Dataset excerpt:
○ ○ ○

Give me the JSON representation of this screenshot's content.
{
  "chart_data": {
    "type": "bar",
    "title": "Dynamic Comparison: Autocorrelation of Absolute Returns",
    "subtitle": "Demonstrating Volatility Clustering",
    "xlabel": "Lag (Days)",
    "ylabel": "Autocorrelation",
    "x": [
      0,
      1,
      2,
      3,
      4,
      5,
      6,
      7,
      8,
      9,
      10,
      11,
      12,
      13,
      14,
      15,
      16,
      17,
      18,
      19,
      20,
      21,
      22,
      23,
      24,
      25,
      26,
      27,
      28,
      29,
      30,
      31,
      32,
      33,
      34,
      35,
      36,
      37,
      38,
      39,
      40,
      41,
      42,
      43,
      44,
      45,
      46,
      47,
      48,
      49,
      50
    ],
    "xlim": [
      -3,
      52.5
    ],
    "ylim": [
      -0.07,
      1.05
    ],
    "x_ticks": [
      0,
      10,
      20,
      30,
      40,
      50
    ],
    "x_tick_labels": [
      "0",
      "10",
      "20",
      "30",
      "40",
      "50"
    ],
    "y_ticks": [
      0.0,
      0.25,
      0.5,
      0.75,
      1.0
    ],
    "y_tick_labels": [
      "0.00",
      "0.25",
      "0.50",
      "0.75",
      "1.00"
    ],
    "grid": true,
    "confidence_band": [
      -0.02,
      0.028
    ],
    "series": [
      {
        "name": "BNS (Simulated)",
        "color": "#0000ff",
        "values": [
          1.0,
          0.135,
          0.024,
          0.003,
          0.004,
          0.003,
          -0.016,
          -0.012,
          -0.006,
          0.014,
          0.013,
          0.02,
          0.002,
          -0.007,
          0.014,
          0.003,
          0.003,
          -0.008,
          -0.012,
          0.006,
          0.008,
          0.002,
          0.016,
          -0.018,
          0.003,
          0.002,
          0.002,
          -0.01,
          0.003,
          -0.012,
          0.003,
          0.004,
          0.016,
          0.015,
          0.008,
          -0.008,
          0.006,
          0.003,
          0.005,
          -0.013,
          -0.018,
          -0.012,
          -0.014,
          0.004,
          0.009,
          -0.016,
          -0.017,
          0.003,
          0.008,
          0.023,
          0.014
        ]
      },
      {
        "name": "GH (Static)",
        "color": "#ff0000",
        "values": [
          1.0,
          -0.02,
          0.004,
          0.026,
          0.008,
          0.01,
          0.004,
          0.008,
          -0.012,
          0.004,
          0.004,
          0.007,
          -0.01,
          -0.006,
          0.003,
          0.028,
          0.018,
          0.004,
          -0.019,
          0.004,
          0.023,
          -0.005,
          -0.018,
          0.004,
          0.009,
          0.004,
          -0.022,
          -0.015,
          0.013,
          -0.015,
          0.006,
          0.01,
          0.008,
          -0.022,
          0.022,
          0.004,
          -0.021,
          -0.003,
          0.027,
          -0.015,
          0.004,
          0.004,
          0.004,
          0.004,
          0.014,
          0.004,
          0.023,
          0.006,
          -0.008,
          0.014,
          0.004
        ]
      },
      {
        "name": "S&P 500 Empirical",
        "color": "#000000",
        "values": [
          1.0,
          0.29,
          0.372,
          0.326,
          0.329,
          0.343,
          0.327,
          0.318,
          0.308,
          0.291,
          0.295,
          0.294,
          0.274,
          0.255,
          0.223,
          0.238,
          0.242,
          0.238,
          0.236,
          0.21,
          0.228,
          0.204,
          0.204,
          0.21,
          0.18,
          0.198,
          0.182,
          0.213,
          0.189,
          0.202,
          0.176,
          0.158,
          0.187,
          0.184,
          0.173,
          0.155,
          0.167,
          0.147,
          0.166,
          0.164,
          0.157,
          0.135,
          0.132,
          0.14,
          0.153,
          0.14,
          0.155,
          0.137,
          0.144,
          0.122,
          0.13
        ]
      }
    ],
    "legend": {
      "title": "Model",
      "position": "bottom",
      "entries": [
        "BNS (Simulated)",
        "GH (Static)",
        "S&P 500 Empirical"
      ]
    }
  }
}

○ ○ ○

● **WHAT YOU NEED TO DO**: Select every line of the material above holding the word "color" and copy it.

● **RESPONSE BELOW**:
        "color": "#0000ff",
        "color": "#ff0000",
        "color": "#000000",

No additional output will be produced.